Data for this task:
........

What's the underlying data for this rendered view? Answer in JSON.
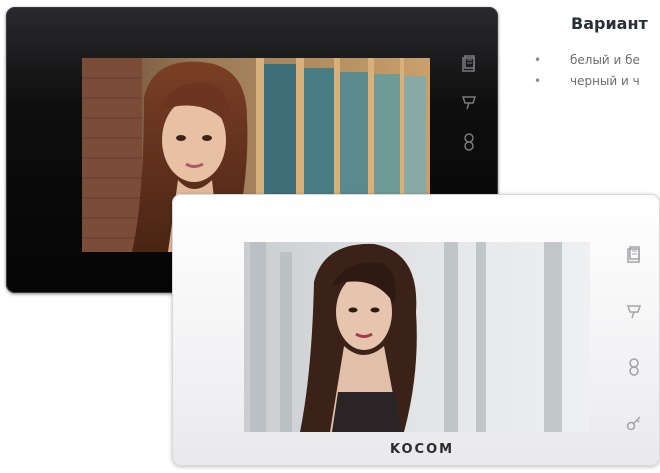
{
  "variants": {
    "title": "Вариант",
    "items": [
      {
        "bullet": "•",
        "text": "белый и бе"
      },
      {
        "bullet": "•",
        "text": "черный и ч"
      }
    ]
  },
  "black_monitor": {
    "color": "#0a0a0a",
    "icons": [
      "memo-icon",
      "camera-icon",
      "intercom-icon"
    ]
  },
  "white_monitor": {
    "color": "#f4f4f6",
    "brand": "KOCOM",
    "icons": [
      "memo-icon",
      "camera-icon",
      "intercom-icon",
      "door-key-icon"
    ]
  }
}
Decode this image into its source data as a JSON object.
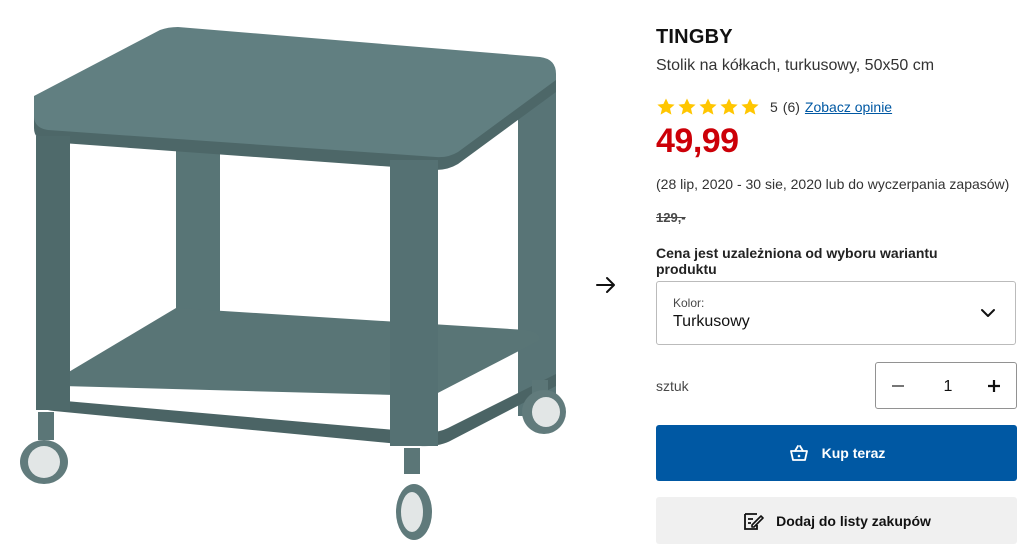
{
  "product": {
    "name": "TINGBY",
    "description": "Stolik na kółkach, turkusowy, 50x50 cm",
    "rating_value": "5",
    "rating_count": "(6)",
    "stars_filled": 5,
    "reviews_link": "Zobacz opinie",
    "price": "49,99",
    "price_color": "#cc0008",
    "offer_dates": "(28 lip, 2020 - 30 sie, 2020 lub do wyczerpania zapasów)",
    "old_price": "129,-",
    "variant_note": "Cena jest uzależniona od wyboru wariantu produktu"
  },
  "color_select": {
    "label": "Kolor:",
    "value": "Turkusowy"
  },
  "quantity": {
    "label": "sztuk",
    "value": "1",
    "minus_icon": "minus-icon",
    "plus_icon": "plus-icon"
  },
  "actions": {
    "buy_label": "Kup teraz",
    "buy_color": "#0058a3",
    "list_label": "Dodaj do listy zakupów"
  },
  "icons": {
    "next_image": "arrow-right-icon",
    "select_chevron": "chevron-down-icon",
    "cart": "shopping-bag-icon",
    "list": "edit-list-icon",
    "star_color": "#ffc600"
  }
}
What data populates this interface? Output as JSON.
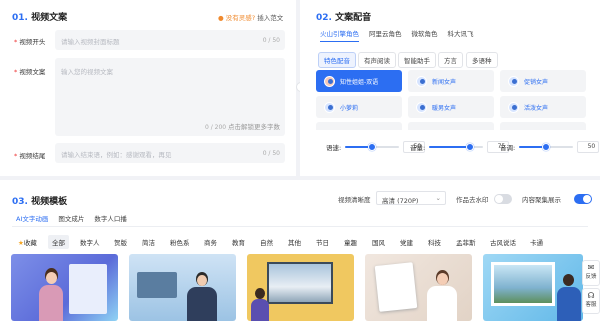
{
  "section1": {
    "num": "01.",
    "title": "视频文案",
    "no_inspiration": "没有灵感?",
    "insert_example": "插入范文",
    "fields": [
      {
        "label": "视频开头",
        "placeholder": "请输入视频封面标题",
        "count": "0 / 50"
      },
      {
        "label": "视频文案",
        "placeholder": "输入您的视频文案",
        "count": "0 / 200",
        "hint": "点击解锁更多字数"
      },
      {
        "label": "视频结尾",
        "placeholder": "请输入结束语，例如：感谢观看，再见",
        "count": "0 / 50"
      }
    ]
  },
  "section2": {
    "num": "02.",
    "title": "文案配音",
    "providers": [
      "火山引擎角色",
      "阿里云角色",
      "微软角色",
      "科大讯飞"
    ],
    "categories": [
      "特色配音",
      "有声阅读",
      "智能助手",
      "方言",
      "多语种"
    ],
    "voices": [
      "知性姐姐-双语",
      "新闻女声",
      "促销女声",
      "小萝莉",
      "暖男女声",
      "活泼女声"
    ],
    "sliders": [
      {
        "label": "语速:",
        "value": 50
      },
      {
        "label": "音量:",
        "value": 75
      },
      {
        "label": "音调:",
        "value": 50
      }
    ]
  },
  "section3": {
    "num": "03.",
    "title": "视频模板",
    "resolution_label": "视频清晰度",
    "resolution_value": "高清 (720P)",
    "watermark_label": "作品去水印",
    "watermark_on": false,
    "subtitle_label": "内容聚集展示",
    "subtitle_on": true,
    "tabs": [
      "AI文字动画",
      "图文成片",
      "数字人口播"
    ],
    "categories": [
      "收藏",
      "全部",
      "数字人",
      "贺版",
      "简洁",
      "粉色系",
      "商务",
      "教育",
      "自然",
      "其他",
      "节日",
      "童趣",
      "国风",
      "党建",
      "科技",
      "孟菲斯",
      "古风说话",
      "卡通"
    ]
  },
  "side": {
    "feedback": "反馈",
    "help": "客服"
  },
  "colors": {
    "accent": "#2c6ef2",
    "star": "#e33333"
  }
}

........

Exercise requirements: The pictures should not appear in the copy; every other part of the records above must be returned exactly.

Solved problem:
What's the underlying data for this rendered view? Answer in JSON.
{
  "variants": {
    "title": "Вариант",
    "items": [
      {
        "bullet": "•",
        "text": "белый и бе"
      },
      {
        "bullet": "•",
        "text": "черный и ч"
      }
    ]
  },
  "black_monitor": {
    "color": "#0a0a0a",
    "icons": [
      "memo-icon",
      "camera-icon",
      "intercom-icon"
    ]
  },
  "white_monitor": {
    "color": "#f4f4f6",
    "brand": "KOCOM",
    "icons": [
      "memo-icon",
      "camera-icon",
      "intercom-icon",
      "door-key-icon"
    ]
  }
}
Decode this image into its source data as a JSON object.
{
  "product": {
    "name": "TINGBY",
    "description": "Stolik na kółkach, turkusowy, 50x50 cm",
    "rating_value": "5",
    "rating_count": "(6)",
    "stars_filled": 5,
    "reviews_link": "Zobacz opinie",
    "price": "49,99",
    "price_color": "#cc0008",
    "offer_dates": "(28 lip, 2020 - 30 sie, 2020 lub do wyczerpania zapasów)",
    "old_price": "129,-",
    "variant_note": "Cena jest uzależniona od wyboru wariantu produktu"
  },
  "color_select": {
    "label": "Kolor:",
    "value": "Turkusowy"
  },
  "quantity": {
    "label": "sztuk",
    "value": "1",
    "minus_icon": "minus-icon",
    "plus_icon": "plus-icon"
  },
  "actions": {
    "buy_label": "Kup teraz",
    "buy_color": "#0058a3",
    "list_label": "Dodaj do listy zakupów"
  },
  "icons": {
    "next_image": "arrow-right-icon",
    "select_chevron": "chevron-down-icon",
    "cart": "shopping-bag-icon",
    "list": "edit-list-icon",
    "star_color": "#ffc600"
  }
}
What data populates this interface? Output as JSON.
{
  "section1": {
    "num": "01.",
    "title": "视频文案",
    "no_inspiration": "没有灵感?",
    "insert_example": "插入范文",
    "fields": [
      {
        "label": "视频开头",
        "placeholder": "请输入视频封面标题",
        "count": "0 / 50"
      },
      {
        "label": "视频文案",
        "placeholder": "输入您的视频文案",
        "count": "0 / 200",
        "hint": "点击解锁更多字数"
      },
      {
        "label": "视频结尾",
        "placeholder": "请输入结束语，例如：感谢观看，再见",
        "count": "0 / 50"
      }
    ]
  },
  "section2": {
    "num": "02.",
    "title": "文案配音",
    "providers": [
      "火山引擎角色",
      "阿里云角色",
      "微软角色",
      "科大讯飞"
    ],
    "categories": [
      "特色配音",
      "有声阅读",
      "智能助手",
      "方言",
      "多语种"
    ],
    "voices": [
      "知性姐姐-双语",
      "新闻女声",
      "促销女声",
      "小萝莉",
      "暖男女声",
      "活泼女声"
    ],
    "sliders": [
      {
        "label": "语速:",
        "value": 50
      },
      {
        "label": "音量:",
        "value": 75
      },
      {
        "label": "音调:",
        "value": 50
      }
    ]
  },
  "section3": {
    "num": "03.",
    "title": "视频模板",
    "resolution_label": "视频清晰度",
    "resolution_value": "高清 (720P)",
    "watermark_label": "作品去水印",
    "watermark_on": false,
    "subtitle_label": "内容聚集展示",
    "subtitle_on": true,
    "tabs": [
      "AI文字动画",
      "图文成片",
      "数字人口播"
    ],
    "categories": [
      "收藏",
      "全部",
      "数字人",
      "贺版",
      "简洁",
      "粉色系",
      "商务",
      "教育",
      "自然",
      "其他",
      "节日",
      "童趣",
      "国风",
      "党建",
      "科技",
      "孟菲斯",
      "古风说话",
      "卡通"
    ]
  },
  "side": {
    "feedback": "反馈",
    "help": "客服"
  },
  "colors": {
    "accent": "#2c6ef2",
    "star": "#e33333"
  }
}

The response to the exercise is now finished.